Task brief: Reproduce these lines word for word, leaving out the pictures.

(Spatial layout lines)
*****
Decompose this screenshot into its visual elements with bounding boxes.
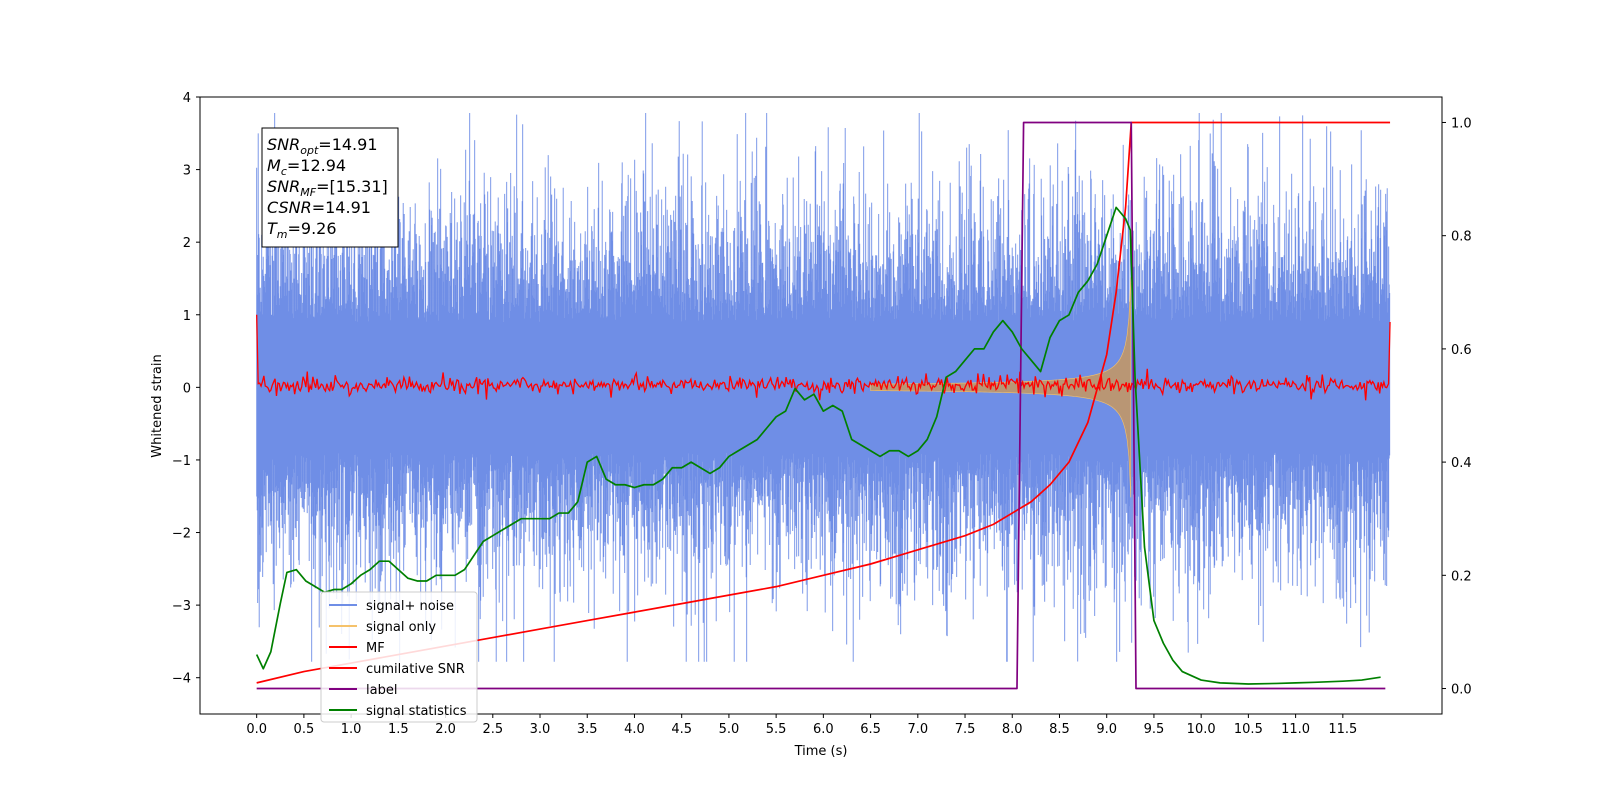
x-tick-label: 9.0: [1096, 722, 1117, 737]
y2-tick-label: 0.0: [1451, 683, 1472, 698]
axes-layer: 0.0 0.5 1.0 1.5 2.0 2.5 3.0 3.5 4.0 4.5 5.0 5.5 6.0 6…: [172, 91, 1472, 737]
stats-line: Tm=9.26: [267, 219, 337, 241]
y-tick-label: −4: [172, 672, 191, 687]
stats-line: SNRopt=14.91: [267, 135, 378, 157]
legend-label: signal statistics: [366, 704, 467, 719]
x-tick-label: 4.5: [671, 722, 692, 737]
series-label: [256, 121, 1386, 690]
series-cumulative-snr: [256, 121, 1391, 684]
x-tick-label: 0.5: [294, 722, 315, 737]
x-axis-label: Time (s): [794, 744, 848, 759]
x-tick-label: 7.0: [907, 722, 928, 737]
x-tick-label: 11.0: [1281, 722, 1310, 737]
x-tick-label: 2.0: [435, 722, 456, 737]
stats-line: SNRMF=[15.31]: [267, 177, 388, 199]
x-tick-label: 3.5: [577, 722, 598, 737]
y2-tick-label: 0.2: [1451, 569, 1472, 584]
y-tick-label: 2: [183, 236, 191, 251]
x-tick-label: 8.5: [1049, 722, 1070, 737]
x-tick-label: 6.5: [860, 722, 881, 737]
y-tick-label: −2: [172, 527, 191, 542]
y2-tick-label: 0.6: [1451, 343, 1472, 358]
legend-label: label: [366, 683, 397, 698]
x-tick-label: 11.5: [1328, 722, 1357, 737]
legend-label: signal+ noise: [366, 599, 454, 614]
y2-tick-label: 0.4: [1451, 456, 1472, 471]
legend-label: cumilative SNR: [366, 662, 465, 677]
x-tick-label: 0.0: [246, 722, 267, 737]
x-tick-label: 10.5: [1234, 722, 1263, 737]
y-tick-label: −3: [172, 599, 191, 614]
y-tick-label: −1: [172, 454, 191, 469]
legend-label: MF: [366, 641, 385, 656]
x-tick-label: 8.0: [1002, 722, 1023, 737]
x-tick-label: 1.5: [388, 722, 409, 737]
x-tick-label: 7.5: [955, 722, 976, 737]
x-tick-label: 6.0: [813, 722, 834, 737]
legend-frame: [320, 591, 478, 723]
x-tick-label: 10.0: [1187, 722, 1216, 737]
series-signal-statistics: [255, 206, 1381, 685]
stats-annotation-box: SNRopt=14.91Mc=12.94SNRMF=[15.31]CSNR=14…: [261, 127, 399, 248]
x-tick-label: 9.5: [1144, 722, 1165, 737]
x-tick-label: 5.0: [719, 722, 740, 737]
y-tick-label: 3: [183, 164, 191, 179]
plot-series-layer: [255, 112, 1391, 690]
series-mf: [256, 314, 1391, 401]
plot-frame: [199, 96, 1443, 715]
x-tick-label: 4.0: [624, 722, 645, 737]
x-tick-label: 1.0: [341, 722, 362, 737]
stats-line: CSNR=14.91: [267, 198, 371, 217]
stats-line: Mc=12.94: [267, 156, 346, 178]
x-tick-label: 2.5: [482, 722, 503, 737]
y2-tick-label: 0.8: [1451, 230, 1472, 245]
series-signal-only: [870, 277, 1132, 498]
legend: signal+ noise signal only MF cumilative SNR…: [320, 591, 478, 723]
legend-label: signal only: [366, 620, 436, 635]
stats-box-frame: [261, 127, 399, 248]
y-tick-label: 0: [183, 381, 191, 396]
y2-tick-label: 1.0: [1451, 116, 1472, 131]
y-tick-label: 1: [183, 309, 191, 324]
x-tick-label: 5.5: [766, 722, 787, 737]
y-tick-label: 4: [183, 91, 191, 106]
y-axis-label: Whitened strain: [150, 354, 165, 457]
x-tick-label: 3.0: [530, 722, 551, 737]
*****
Reply:
Decompose this screenshot into its visual elements with bounding boxes.
x-tick-label: 9.0: [1096, 722, 1117, 737]
y2-tick-label: 0.0: [1451, 683, 1472, 698]
axes-layer: 0.0 0.5 1.0 1.5 2.0 2.5 3.0 3.5 4.0 4.5 5.0 5.5 6.0 6…: [172, 91, 1472, 737]
stats-line: Tm=9.26: [267, 219, 337, 241]
y-tick-label: −4: [172, 672, 191, 687]
stats-line: SNRopt=14.91: [267, 135, 378, 157]
legend-label: signal statistics: [366, 704, 467, 719]
x-tick-label: 4.5: [671, 722, 692, 737]
series-label: [256, 121, 1386, 690]
series-cumulative-snr: [256, 121, 1391, 684]
x-tick-label: 0.5: [294, 722, 315, 737]
x-axis-label: Time (s): [794, 744, 848, 759]
x-tick-label: 7.0: [907, 722, 928, 737]
x-tick-label: 11.0: [1281, 722, 1310, 737]
x-tick-label: 2.0: [435, 722, 456, 737]
stats-line: SNRMF=[15.31]: [267, 177, 388, 199]
x-tick-label: 3.5: [577, 722, 598, 737]
y2-tick-label: 0.2: [1451, 569, 1472, 584]
y-tick-label: 2: [183, 236, 191, 251]
x-tick-label: 8.5: [1049, 722, 1070, 737]
x-tick-label: 6.5: [860, 722, 881, 737]
y-tick-label: −2: [172, 527, 191, 542]
y2-tick-label: 0.6: [1451, 343, 1472, 358]
legend-label: label: [366, 683, 397, 698]
x-tick-label: 11.5: [1328, 722, 1357, 737]
legend-label: signal+ noise: [366, 599, 454, 614]
y2-tick-label: 0.4: [1451, 456, 1472, 471]
legend-label: cumilative SNR: [366, 662, 465, 677]
x-tick-label: 0.0: [246, 722, 267, 737]
x-tick-label: 10.5: [1234, 722, 1263, 737]
y-tick-label: −3: [172, 599, 191, 614]
y-tick-label: −1: [172, 454, 191, 469]
legend-label: MF: [366, 641, 385, 656]
x-tick-label: 8.0: [1002, 722, 1023, 737]
x-tick-label: 1.5: [388, 722, 409, 737]
x-tick-label: 7.5: [955, 722, 976, 737]
x-tick-label: 6.0: [813, 722, 834, 737]
legend-frame: [320, 591, 478, 723]
x-tick-label: 10.0: [1187, 722, 1216, 737]
series-signal-statistics: [255, 206, 1381, 685]
stats-annotation-box: SNRopt=14.91Mc=12.94SNRMF=[15.31]CSNR=14…: [261, 127, 399, 248]
x-tick-label: 9.5: [1144, 722, 1165, 737]
x-tick-label: 5.0: [719, 722, 740, 737]
y-tick-label: 3: [183, 164, 191, 179]
plot-series-layer: [255, 112, 1391, 690]
series-mf: [256, 314, 1391, 401]
plot-frame: [199, 96, 1443, 715]
x-tick-label: 4.0: [624, 722, 645, 737]
x-tick-label: 1.0: [341, 722, 362, 737]
stats-line: CSNR=14.91: [267, 198, 371, 217]
stats-line: Mc=12.94: [267, 156, 346, 178]
x-tick-label: 2.5: [482, 722, 503, 737]
y2-tick-label: 0.8: [1451, 230, 1472, 245]
series-signal-only: [870, 277, 1132, 498]
legend: signal+ noise signal only MF cumilative SNR…: [320, 591, 478, 723]
legend-label: signal only: [366, 620, 436, 635]
stats-box-frame: [261, 127, 399, 248]
y-tick-label: 0: [183, 381, 191, 396]
y2-tick-label: 1.0: [1451, 116, 1472, 131]
y-tick-label: 1: [183, 309, 191, 324]
x-tick-label: 5.5: [766, 722, 787, 737]
y-tick-label: 4: [183, 91, 191, 106]
y-axis-label: Whitened strain: [150, 354, 165, 457]
x-tick-label: 3.0: [530, 722, 551, 737]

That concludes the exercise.